**DIRECTION 1**
Could you write out the part of the comet nitrogen passage between "Kathrin Altwegg, Principal" and "the interstellar medium.", inclusive?

**DOCUMENT SECTION**
--

Kathrin Altwegg, Principal Investigator, Rosetta Orbiter Spectrometer for Ion and Neutral Analysis (ROSINA)

One of the new papers is titled “Evidence of ammonium salts in comet 67P as explanation for the nitrogen depletion in cometary comae.” Volatile nitrogen in a comet’s coma is generally carried in NH3 (Ammonia) and HCN (Hydrogen Cyanide.) Ammonia can combine easily with other acids like HCN, HNCO (Isocyanic Acid) and HCOOH (Formic Acid) to form ammonium salts. The ammonium salts are found in the low temperatures in comet ice and in the interstellar medium.

Nitrogen in a comet’s coma is usually carried in ammonia. That ammonia then forms ammonium salts, like ammonium nitrate shown in this image. Ammonium salts are difficult to detect in space. Hydrogen = white, Nitrogen = blue, and Oxygen = red. Image Credit: Ben Mills – Own work, Public Domain, https://commons.wikimedia.org/w/index.php?curid=4383057

Ammonium salts can play a key role in the building blocks of life. They’re thought to be the precursors to life, and are the starting compounds for more complex molecules like urea and the amino acid glycine. But they’re hard to detect in space. They’re volatile, and unstable as a gas, and their infrared signal can be hidden and difficult to detect.

--

**DIRECTION 2**
Can you give again the entries from the first one through the line that contains "text-run: Folia extus", inclusive?

**PROVIDED RECORDS**
--

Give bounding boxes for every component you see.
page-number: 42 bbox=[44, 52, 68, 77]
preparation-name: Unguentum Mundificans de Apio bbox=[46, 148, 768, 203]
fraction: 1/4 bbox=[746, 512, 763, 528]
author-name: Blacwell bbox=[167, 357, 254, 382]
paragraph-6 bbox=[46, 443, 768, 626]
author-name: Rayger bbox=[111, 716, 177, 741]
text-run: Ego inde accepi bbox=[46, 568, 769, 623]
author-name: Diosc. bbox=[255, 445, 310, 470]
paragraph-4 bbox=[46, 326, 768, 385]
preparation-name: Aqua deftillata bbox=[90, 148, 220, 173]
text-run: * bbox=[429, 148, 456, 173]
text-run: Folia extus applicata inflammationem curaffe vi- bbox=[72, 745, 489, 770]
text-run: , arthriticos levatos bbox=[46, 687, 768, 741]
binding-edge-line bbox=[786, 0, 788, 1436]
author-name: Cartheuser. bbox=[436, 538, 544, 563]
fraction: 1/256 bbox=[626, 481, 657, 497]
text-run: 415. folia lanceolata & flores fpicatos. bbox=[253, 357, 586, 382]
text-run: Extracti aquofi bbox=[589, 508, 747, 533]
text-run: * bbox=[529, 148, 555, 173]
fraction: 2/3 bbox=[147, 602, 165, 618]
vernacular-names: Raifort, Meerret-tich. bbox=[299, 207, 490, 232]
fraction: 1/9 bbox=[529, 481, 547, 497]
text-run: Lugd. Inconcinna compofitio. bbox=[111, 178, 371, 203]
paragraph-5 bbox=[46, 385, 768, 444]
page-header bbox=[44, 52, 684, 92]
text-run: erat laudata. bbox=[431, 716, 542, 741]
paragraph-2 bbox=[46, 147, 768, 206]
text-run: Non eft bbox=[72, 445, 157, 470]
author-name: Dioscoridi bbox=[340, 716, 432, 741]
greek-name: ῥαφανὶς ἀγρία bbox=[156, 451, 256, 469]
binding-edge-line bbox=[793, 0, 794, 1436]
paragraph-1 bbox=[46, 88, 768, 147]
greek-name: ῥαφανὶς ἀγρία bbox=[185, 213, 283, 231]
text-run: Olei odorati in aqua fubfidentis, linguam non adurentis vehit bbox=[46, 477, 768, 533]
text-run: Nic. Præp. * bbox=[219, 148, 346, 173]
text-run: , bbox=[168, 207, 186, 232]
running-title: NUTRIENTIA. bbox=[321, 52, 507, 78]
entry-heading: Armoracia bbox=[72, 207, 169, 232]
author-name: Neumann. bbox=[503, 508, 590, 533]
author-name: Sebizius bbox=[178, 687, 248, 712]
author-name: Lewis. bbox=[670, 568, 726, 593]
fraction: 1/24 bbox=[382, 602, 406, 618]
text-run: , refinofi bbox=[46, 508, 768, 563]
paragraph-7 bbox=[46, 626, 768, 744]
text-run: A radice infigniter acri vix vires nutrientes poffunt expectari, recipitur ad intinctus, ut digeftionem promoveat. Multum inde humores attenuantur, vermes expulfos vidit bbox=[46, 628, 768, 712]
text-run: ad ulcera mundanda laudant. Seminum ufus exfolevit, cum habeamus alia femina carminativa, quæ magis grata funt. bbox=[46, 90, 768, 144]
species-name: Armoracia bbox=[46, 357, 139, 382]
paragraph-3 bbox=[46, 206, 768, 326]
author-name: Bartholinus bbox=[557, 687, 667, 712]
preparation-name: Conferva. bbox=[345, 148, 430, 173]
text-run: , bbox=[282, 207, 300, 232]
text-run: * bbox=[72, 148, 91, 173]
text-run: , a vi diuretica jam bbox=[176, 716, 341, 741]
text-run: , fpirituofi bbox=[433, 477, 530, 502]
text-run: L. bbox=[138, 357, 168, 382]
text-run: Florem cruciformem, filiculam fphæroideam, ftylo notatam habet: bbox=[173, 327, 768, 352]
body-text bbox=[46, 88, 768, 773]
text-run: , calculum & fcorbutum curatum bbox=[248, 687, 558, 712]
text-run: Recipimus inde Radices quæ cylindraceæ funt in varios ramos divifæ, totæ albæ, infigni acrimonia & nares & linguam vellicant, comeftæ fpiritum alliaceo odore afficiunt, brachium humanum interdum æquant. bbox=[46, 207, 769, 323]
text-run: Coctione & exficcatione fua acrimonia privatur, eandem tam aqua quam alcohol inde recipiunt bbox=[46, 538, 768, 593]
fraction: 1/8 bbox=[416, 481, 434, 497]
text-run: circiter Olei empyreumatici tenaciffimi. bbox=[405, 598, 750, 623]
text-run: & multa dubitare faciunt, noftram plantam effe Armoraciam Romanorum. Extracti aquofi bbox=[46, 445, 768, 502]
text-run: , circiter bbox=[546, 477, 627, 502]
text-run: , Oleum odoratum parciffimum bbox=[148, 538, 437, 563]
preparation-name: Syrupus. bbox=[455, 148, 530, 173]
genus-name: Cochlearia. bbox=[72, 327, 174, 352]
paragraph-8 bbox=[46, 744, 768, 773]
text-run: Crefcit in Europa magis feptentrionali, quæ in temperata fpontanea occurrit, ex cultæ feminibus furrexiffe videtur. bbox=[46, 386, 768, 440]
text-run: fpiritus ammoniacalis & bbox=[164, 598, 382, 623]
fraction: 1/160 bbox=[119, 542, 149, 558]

--

**EXERCISE RESULT 1**
Kathrin Altwegg, Principal Investigator, Rosetta Orbiter Spectrometer for Ion and Neutral Analysis (ROSINA)

One of the new papers is titled “Evidence of ammonium salts in comet 67P as explanation for the nitrogen depletion in cometary comae.” Volatile nitrogen in a comet’s coma is generally carried in NH3 (Ammonia) and HCN (Hydrogen Cyanide.) Ammonia can combine easily with other acids like HCN, HNCO (Isocyanic Acid) and HCOOH (Formic Acid) to form ammonium salts. The ammonium salts are found in the low temperatures in comet ice and in the interstellar medium.

**EXERCISE RESULT 2**
Give bounding boxes for every component you see.
page-number: 42 bbox=[44, 52, 68, 77]
preparation-name: Unguentum Mundificans de Apio bbox=[46, 148, 768, 203]
fraction: 1/4 bbox=[746, 512, 763, 528]
author-name: Blacwell bbox=[167, 357, 254, 382]
paragraph-6 bbox=[46, 443, 768, 626]
author-name: Rayger bbox=[111, 716, 177, 741]
text-run: Ego inde accepi bbox=[46, 568, 769, 623]
author-name: Diosc. bbox=[255, 445, 310, 470]
paragraph-4 bbox=[46, 326, 768, 385]
preparation-name: Aqua deftillata bbox=[90, 148, 220, 173]
text-run: * bbox=[429, 148, 456, 173]
text-run: Folia extus applicata inflammationem curaffe vi- bbox=[72, 745, 489, 770]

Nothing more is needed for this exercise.